Given request
Pull out every line from the listing that has the word "ffffff".

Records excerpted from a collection

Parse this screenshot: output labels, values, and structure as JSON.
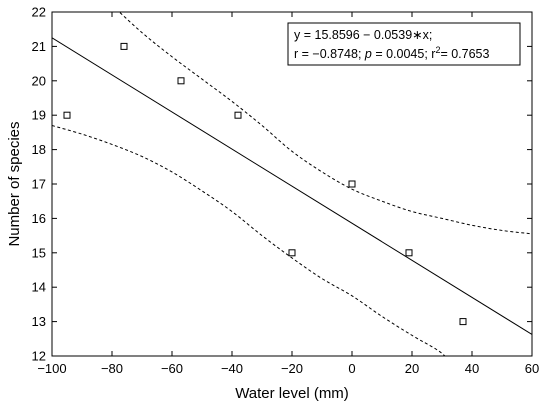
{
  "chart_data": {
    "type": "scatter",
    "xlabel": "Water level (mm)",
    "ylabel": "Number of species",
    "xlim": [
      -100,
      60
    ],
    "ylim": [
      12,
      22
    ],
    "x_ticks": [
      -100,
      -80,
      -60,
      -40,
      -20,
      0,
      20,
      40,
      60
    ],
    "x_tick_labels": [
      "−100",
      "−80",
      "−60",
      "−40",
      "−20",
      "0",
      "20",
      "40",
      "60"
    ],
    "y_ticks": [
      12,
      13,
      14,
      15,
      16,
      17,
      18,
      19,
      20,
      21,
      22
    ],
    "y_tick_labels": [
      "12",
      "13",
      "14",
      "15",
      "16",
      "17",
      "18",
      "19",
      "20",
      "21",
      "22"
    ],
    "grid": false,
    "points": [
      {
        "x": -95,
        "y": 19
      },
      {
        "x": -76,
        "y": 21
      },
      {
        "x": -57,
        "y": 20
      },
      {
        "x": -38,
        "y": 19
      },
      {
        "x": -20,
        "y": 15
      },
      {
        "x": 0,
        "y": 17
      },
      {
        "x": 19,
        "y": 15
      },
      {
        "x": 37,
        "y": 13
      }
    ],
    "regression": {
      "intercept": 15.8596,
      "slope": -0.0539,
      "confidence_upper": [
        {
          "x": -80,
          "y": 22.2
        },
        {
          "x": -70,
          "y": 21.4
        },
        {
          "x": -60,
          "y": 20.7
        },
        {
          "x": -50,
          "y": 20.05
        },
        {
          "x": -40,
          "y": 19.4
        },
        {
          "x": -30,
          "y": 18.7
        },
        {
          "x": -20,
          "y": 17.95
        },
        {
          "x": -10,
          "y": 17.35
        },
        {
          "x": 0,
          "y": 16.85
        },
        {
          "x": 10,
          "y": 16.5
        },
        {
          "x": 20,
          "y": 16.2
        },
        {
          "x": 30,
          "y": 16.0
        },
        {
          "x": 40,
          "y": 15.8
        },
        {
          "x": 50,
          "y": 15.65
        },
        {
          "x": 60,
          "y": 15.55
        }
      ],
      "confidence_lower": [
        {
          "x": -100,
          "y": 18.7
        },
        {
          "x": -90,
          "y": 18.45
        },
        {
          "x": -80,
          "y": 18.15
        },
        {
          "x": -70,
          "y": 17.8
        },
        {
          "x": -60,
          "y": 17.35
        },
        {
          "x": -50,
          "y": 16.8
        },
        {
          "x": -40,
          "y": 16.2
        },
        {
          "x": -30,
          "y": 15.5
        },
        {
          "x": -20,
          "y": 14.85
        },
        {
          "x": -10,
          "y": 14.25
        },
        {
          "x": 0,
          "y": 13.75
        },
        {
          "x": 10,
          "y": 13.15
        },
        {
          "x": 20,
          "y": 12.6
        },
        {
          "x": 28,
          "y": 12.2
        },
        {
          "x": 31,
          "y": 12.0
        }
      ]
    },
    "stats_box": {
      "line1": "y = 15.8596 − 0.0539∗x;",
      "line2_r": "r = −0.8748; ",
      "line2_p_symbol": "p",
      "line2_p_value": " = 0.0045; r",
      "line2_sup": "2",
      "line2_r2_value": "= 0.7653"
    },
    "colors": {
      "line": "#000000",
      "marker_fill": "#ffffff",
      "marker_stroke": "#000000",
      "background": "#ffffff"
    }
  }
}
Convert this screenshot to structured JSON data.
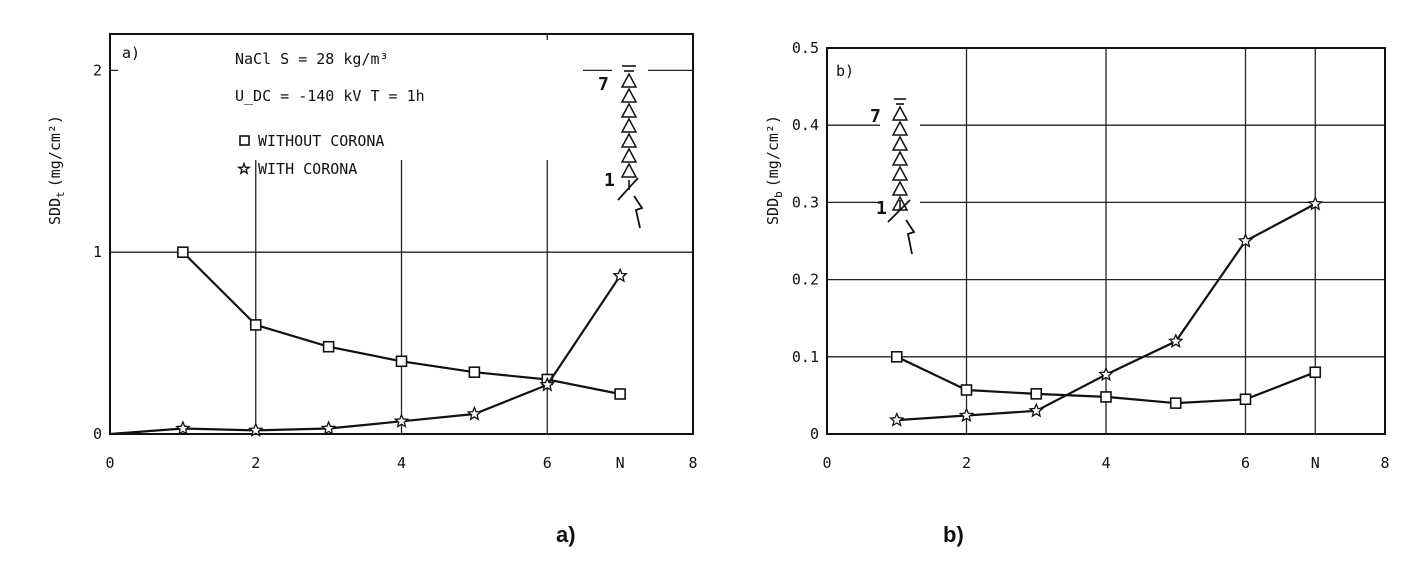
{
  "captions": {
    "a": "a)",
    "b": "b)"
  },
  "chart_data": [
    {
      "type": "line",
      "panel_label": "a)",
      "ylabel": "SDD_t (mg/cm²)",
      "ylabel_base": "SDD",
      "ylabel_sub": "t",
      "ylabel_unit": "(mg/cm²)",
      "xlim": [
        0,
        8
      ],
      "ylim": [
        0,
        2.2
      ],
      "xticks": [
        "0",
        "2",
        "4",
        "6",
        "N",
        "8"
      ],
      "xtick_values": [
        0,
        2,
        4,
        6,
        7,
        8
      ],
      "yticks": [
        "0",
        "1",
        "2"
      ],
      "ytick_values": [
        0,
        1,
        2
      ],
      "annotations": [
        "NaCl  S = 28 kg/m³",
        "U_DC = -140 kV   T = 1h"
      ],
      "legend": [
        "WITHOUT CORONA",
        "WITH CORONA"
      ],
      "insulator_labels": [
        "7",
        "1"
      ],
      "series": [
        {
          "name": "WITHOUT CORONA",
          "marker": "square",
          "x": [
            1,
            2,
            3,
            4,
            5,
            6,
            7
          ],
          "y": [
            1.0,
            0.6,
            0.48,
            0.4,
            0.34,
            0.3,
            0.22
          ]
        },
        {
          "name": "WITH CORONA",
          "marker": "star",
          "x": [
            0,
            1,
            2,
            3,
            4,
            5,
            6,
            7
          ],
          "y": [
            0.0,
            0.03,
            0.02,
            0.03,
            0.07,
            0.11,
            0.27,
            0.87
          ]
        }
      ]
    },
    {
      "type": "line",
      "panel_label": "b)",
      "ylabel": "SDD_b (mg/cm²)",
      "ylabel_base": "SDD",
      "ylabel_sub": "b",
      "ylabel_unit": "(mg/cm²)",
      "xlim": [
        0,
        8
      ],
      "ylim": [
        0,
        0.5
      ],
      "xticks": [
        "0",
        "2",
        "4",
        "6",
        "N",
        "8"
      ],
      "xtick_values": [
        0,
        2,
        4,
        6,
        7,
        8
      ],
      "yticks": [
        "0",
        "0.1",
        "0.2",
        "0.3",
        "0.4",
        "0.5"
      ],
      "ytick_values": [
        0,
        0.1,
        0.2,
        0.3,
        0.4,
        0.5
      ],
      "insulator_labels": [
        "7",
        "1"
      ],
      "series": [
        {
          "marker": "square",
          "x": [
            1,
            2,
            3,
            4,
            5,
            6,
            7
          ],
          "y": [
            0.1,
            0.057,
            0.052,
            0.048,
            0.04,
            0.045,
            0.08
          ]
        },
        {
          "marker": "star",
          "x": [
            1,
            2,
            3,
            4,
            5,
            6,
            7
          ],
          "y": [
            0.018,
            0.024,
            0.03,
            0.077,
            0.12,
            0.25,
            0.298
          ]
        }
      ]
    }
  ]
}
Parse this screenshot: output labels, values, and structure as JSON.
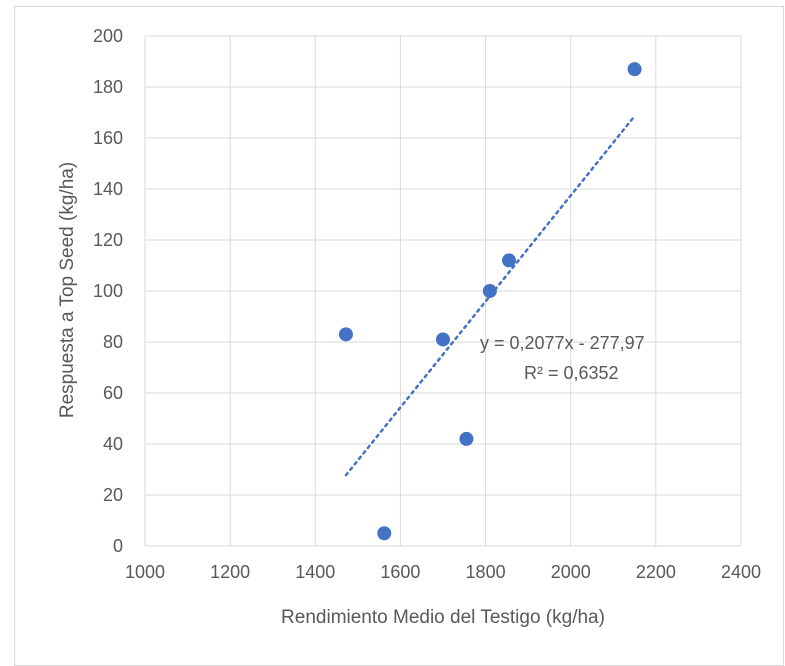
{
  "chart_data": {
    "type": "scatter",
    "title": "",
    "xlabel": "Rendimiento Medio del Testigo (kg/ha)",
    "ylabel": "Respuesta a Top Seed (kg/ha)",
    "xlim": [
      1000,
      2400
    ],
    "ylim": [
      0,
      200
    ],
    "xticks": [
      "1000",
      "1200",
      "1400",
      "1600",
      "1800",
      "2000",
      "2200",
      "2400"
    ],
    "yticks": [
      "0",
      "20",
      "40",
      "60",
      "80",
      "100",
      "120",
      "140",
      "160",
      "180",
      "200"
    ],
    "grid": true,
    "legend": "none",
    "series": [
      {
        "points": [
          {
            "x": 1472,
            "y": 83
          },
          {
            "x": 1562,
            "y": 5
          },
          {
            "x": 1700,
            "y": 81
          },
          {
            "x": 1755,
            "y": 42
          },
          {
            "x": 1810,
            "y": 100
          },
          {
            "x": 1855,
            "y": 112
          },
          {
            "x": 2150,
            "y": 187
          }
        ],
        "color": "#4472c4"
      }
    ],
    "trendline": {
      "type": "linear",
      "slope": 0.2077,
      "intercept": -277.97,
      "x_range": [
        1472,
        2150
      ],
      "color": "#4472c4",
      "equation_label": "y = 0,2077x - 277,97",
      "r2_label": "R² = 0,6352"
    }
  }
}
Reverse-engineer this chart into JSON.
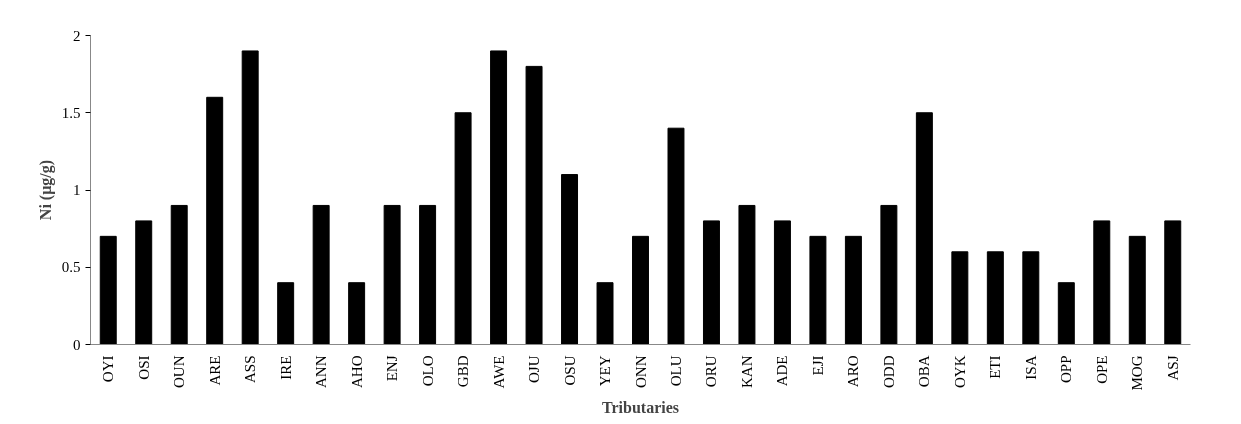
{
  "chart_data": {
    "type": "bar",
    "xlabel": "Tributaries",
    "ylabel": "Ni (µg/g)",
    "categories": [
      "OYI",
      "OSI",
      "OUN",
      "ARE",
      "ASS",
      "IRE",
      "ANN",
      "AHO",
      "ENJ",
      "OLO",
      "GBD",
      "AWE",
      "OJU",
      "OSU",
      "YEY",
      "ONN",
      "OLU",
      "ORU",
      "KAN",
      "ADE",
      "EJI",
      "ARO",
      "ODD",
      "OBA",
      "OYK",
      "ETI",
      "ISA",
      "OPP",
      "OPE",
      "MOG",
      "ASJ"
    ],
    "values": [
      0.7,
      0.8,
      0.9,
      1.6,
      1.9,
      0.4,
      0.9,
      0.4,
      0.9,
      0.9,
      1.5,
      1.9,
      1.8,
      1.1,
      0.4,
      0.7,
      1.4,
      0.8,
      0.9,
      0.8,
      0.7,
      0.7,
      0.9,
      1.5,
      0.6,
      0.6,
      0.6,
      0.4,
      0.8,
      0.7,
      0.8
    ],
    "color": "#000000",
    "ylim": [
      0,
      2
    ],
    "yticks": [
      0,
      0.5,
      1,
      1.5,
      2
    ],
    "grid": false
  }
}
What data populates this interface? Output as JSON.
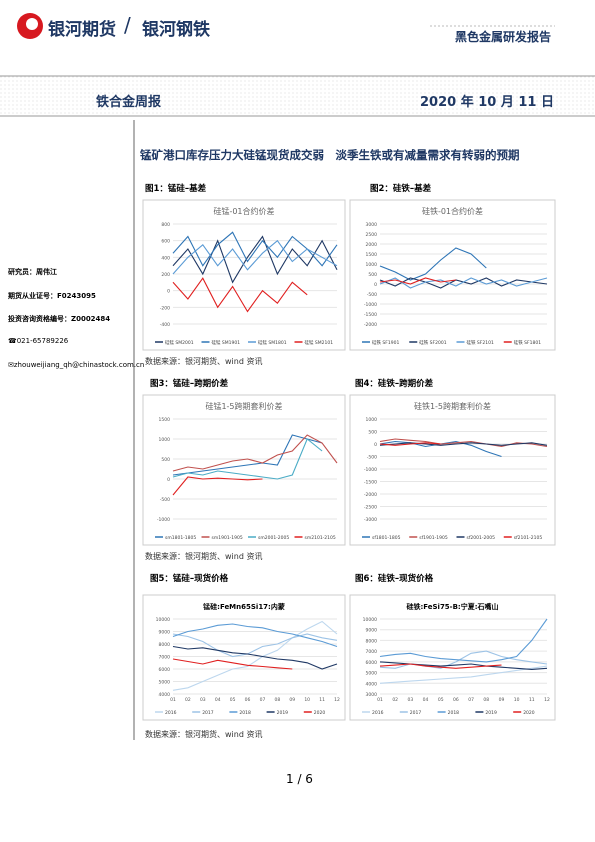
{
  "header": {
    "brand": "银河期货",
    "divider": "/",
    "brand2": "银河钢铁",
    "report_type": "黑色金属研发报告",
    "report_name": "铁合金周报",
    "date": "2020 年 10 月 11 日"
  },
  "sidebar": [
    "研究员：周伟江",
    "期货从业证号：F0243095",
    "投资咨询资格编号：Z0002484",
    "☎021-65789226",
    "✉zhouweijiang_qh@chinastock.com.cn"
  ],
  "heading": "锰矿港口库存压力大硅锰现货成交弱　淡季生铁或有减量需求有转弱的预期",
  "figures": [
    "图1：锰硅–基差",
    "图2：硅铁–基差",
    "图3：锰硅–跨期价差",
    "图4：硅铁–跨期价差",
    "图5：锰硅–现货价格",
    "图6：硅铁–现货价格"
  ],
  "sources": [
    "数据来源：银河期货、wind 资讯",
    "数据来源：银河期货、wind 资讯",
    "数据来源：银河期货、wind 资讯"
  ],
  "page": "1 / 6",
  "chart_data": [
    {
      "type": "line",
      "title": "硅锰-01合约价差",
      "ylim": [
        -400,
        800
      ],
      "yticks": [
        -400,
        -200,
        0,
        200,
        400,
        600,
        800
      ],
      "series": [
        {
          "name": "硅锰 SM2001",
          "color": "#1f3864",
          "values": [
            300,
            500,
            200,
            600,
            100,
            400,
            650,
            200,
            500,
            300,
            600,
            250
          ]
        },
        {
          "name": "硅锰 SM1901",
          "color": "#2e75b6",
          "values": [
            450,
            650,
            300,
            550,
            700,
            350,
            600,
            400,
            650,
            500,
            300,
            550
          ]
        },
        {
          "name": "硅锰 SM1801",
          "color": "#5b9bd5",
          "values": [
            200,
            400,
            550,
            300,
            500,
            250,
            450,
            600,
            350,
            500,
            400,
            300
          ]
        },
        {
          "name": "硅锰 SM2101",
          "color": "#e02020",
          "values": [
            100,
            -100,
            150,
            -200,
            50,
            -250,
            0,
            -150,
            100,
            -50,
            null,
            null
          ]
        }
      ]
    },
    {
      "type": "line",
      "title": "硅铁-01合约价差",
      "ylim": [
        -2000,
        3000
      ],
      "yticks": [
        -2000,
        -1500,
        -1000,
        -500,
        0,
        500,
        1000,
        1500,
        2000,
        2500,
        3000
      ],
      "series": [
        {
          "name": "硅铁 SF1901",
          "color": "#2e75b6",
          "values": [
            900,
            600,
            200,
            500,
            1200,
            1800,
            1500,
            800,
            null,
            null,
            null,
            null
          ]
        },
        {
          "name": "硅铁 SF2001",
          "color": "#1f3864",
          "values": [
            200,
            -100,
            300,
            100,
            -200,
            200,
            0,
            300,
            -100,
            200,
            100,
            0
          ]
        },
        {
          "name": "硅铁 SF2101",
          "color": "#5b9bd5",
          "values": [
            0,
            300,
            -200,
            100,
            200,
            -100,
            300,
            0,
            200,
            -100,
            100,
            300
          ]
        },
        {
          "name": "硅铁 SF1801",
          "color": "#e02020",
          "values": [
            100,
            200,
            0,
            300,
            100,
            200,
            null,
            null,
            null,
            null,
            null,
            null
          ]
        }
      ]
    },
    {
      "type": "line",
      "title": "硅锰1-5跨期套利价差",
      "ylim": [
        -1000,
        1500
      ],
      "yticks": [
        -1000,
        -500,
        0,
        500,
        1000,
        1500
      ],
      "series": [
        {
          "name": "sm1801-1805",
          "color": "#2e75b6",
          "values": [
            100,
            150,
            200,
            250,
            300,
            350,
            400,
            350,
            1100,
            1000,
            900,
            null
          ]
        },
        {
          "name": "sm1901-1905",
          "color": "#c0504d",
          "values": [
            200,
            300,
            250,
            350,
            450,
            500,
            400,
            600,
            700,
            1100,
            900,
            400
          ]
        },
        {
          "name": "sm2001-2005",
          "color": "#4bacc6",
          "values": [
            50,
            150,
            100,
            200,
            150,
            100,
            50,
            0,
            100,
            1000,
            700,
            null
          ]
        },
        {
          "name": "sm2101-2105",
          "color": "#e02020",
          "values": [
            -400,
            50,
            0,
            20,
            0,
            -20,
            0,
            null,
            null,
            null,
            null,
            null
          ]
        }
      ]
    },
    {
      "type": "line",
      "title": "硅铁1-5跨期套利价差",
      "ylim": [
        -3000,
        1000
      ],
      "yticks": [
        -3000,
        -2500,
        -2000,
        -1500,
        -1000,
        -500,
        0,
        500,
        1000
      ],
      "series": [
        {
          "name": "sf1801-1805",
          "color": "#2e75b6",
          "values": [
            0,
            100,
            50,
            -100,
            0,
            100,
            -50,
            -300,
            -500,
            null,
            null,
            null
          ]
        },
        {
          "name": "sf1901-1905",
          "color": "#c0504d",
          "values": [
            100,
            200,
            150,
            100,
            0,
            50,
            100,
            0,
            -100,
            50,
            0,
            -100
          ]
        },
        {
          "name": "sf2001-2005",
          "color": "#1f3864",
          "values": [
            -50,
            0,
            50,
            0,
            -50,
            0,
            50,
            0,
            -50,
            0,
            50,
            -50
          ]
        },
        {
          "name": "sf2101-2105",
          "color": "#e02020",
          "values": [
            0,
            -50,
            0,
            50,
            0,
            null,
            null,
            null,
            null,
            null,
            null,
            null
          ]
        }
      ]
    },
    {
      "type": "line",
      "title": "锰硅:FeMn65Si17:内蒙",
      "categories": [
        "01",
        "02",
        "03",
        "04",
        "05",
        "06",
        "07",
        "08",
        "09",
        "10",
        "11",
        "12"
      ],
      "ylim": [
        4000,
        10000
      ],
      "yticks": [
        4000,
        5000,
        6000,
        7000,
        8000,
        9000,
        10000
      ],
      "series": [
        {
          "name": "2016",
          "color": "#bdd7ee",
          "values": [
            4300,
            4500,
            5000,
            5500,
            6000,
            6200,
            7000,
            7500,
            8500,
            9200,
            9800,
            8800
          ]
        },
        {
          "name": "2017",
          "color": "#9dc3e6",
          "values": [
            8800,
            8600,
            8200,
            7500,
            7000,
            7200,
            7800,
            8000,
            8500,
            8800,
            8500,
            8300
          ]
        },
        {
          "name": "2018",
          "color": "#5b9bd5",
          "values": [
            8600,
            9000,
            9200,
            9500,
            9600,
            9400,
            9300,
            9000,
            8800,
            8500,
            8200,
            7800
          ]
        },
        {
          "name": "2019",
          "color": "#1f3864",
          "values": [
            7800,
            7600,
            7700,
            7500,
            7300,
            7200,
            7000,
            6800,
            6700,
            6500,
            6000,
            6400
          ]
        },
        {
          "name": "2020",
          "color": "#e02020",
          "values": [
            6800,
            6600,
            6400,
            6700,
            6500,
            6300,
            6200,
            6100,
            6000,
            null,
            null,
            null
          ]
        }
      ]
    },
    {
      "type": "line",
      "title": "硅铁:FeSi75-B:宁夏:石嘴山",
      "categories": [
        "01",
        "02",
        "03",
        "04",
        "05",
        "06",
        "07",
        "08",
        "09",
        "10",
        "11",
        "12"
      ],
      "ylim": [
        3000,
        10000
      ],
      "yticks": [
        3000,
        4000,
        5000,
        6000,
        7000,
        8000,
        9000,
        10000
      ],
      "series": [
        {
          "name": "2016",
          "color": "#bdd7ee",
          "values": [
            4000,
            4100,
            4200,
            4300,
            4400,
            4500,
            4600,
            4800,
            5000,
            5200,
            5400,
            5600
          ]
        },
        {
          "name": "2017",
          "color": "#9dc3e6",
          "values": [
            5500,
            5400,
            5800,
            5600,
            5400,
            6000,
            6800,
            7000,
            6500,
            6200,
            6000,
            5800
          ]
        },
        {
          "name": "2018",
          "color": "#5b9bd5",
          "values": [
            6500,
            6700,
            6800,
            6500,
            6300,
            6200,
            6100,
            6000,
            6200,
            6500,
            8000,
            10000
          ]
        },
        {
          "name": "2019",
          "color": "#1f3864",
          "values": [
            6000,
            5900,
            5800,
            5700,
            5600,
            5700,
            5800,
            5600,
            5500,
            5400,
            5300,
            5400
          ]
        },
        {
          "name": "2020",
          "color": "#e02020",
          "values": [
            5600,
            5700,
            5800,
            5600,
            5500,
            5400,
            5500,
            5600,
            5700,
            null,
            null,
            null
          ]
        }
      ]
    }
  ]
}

Full answer
      "marker_fill": "#ffffff",
      "background": "#ffffff"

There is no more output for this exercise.